SET TASK: Transcribe the entries below exactly.

☆ ☆ ☆ ☆ ☆

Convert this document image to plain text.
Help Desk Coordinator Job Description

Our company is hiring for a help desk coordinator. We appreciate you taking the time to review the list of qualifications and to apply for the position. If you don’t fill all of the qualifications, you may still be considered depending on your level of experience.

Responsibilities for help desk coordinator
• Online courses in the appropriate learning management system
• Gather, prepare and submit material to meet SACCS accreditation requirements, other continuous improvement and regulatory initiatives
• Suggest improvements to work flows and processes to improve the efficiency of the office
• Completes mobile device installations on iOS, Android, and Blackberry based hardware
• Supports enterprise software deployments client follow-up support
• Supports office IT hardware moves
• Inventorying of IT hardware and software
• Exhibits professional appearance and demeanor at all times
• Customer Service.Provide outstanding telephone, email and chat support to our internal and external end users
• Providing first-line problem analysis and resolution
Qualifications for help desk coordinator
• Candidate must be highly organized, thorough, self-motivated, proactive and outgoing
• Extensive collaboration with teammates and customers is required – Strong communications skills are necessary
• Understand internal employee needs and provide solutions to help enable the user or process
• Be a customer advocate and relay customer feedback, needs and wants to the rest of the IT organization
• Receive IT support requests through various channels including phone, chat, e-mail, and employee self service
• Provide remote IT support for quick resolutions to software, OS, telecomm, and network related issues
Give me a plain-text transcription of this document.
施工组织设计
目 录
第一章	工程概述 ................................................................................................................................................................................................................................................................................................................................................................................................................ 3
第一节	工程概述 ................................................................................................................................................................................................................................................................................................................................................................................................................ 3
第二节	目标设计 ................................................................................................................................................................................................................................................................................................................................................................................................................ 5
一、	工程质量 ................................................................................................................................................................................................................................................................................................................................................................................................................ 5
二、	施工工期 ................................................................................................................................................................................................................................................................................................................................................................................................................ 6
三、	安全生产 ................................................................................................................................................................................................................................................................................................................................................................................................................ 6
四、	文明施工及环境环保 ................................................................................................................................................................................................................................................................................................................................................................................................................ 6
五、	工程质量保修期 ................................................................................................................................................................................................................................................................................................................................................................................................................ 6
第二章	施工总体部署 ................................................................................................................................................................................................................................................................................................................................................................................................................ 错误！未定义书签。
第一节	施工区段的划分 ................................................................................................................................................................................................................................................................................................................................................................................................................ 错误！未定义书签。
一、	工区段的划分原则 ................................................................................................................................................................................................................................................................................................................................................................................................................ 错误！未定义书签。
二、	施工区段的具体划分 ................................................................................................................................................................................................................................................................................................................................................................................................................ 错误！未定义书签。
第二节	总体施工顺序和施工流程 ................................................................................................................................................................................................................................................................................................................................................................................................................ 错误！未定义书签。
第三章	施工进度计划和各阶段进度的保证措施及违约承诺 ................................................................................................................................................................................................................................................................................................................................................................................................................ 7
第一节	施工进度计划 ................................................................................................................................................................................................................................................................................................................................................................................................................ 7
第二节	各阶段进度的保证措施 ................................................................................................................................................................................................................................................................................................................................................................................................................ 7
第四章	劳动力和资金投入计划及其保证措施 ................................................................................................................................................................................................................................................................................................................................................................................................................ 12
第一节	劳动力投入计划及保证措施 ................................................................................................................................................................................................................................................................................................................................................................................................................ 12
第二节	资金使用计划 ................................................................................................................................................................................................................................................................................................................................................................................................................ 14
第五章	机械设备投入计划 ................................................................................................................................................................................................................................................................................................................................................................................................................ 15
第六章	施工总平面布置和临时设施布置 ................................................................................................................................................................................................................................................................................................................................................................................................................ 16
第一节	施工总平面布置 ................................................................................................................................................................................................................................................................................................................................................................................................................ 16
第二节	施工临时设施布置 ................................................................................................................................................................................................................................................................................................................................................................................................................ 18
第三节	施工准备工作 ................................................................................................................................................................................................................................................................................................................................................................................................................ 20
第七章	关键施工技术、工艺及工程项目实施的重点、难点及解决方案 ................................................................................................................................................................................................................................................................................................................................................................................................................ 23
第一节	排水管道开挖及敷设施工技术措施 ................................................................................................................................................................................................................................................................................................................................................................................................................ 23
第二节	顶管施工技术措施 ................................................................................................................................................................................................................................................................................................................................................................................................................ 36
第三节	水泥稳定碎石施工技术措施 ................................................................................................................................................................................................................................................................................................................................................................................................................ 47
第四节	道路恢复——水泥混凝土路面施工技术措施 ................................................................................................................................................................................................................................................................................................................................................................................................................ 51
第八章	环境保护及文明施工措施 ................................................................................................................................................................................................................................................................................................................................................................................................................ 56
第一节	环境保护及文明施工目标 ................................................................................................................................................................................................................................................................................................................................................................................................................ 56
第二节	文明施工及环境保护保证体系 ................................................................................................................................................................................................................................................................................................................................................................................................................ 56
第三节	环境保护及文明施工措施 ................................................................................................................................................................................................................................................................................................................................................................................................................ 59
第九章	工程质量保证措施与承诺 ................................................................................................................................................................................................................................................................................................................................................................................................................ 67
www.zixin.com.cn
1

☆ ☆ ☆ ☆ ☆

CORRECT RESULT:
Convert this document image to plain text.
Help Desk Coordinator Job Description

Our company is hiring for a help desk coordinator. We appreciate you taking the time to review the list of qualifications and to apply for the position. If you don’t fill all of the qualifications, you may still be considered depending on your level of experience.

Responsibilities for help desk coordinator
• Online courses in the appropriate learning management system
• Gather, prepare and submit material to meet SACCS accreditation requirements, other continuous improvement and regulatory initiatives
• Suggest improvements to work flows and processes to improve the efficiency of the office
• Completes mobile device installations on iOS, Android, and Blackberry based hardware
• Supports enterprise software deployments client follow-up support
• Supports office IT hardware moves
• Inventorying of IT hardware and software
• Exhibits professional appearance and demeanor at all times
• Customer Service.Provide outstanding telephone, email and chat support to our internal and external end users
• Providing first-line problem analysis and resolution
Qualifications for help desk coordinator
• Candidate must be highly organized, thorough, self-motivated, proactive and outgoing
• Extensive collaboration with teammates and customers is required – Strong communications skills are necessary
• Understand internal employee needs and provide solutions to help enable the user or process
• Be a customer advocate and relay customer feedback, needs and wants to the rest of the IT organization
• Receive IT support requests through various channels including phone, chat, e-mail, and employee self service
• Provide remote IT support for quick resolutions to software, OS, telecomm, and network related issues
Give me a plain-text transcription of this document.
施工组织设计
目 录
第一章	工程概述 ................................................................................................................................................................................................................................................................................................................................................................................................................ 3
第一节	工程概述 ................................................................................................................................................................................................................................................................................................................................................................................................................ 3
第二节	目标设计 ................................................................................................................................................................................................................................................................................................................................................................................................................ 5
一、	工程质量 ................................................................................................................................................................................................................................................................................................................................................................................................................ 5
二、	施工工期 ................................................................................................................................................................................................................................................................................................................................................................................................................ 6
三、	安全生产 ................................................................................................................................................................................................................................................................................................................................................................................................................ 6
四、	文明施工及环境环保 ................................................................................................................................................................................................................................................................................................................................................................................................................ 6
五、	工程质量保修期 ................................................................................................................................................................................................................................................................................................................................................................................................................ 6
第二章	施工总体部署 ................................................................................................................................................................................................................................................................................................................................................................................................................ 错误！未定义书签。
第一节	施工区段的划分 ................................................................................................................................................................................................................................................................................................................................................................................................................ 错误！未定义书签。
一、	工区段的划分原则 ................................................................................................................................................................................................................................................................................................................................................................................................................ 错误！未定义书签。
二、	施工区段的具体划分 ................................................................................................................................................................................................................................................................................................................................................................................................................ 错误！未定义书签。
第二节	总体施工顺序和施工流程 ................................................................................................................................................................................................................................................................................................................................................................................................................ 错误！未定义书签。
第三章	施工进度计划和各阶段进度的保证措施及违约承诺 ................................................................................................................................................................................................................................................................................................................................................................................................................ 7
第一节	施工进度计划 ................................................................................................................................................................................................................................................................................................................................................................................................................ 7
第二节	各阶段进度的保证措施 ................................................................................................................................................................................................................................................................................................................................................................................................................ 7
第四章	劳动力和资金投入计划及其保证措施 ................................................................................................................................................................................................................................................................................................................................................................................................................ 12
第一节	劳动力投入计划及保证措施 ................................................................................................................................................................................................................................................................................................................................................................................................................ 12
第二节	资金使用计划 ................................................................................................................................................................................................................................................................................................................................................................................................................ 14
第五章	机械设备投入计划 ................................................................................................................................................................................................................................................................................................................................................................................................................ 15
第六章	施工总平面布置和临时设施布置 ................................................................................................................................................................................................................................................................................................................................................................................................................ 16
第一节	施工总平面布置 ................................................................................................................................................................................................................................................................................................................................................................................................................ 16
第二节	施工临时设施布置 ................................................................................................................................................................................................................................................................................................................................................................................................................ 18
第三节	施工准备工作 ................................................................................................................................................................................................................................................................................................................................................................................................................ 20
第七章	关键施工技术、工艺及工程项目实施的重点、难点及解决方案 ................................................................................................................................................................................................................................................................................................................................................................................................................ 23
第一节	排水管道开挖及敷设施工技术措施 ................................................................................................................................................................................................................................................................................................................................................................................................................ 23
第二节	顶管施工技术措施 ................................................................................................................................................................................................................................................................................................................................................................................................................ 36
第三节	水泥稳定碎石施工技术措施 ................................................................................................................................................................................................................................................................................................................................................................................................................ 47
第四节	道路恢复——水泥混凝土路面施工技术措施 ................................................................................................................................................................................................................................................................................................................................................................................................................ 51
第八章	环境保护及文明施工措施 ................................................................................................................................................................................................................................................................................................................................................................................................................ 56
第一节	环境保护及文明施工目标 ................................................................................................................................................................................................................................................................................................................................................................................................................ 56
第二节	文明施工及环境保护保证体系 ................................................................................................................................................................................................................................................................................................................................................................................................................ 56
第三节	环境保护及文明施工措施 ................................................................................................................................................................................................................................................................................................................................................................................................................ 59
第九章	工程质量保证措施与承诺 ................................................................................................................................................................................................................................................................................................................................................................................................................ 67
www.zixin.com.cn
1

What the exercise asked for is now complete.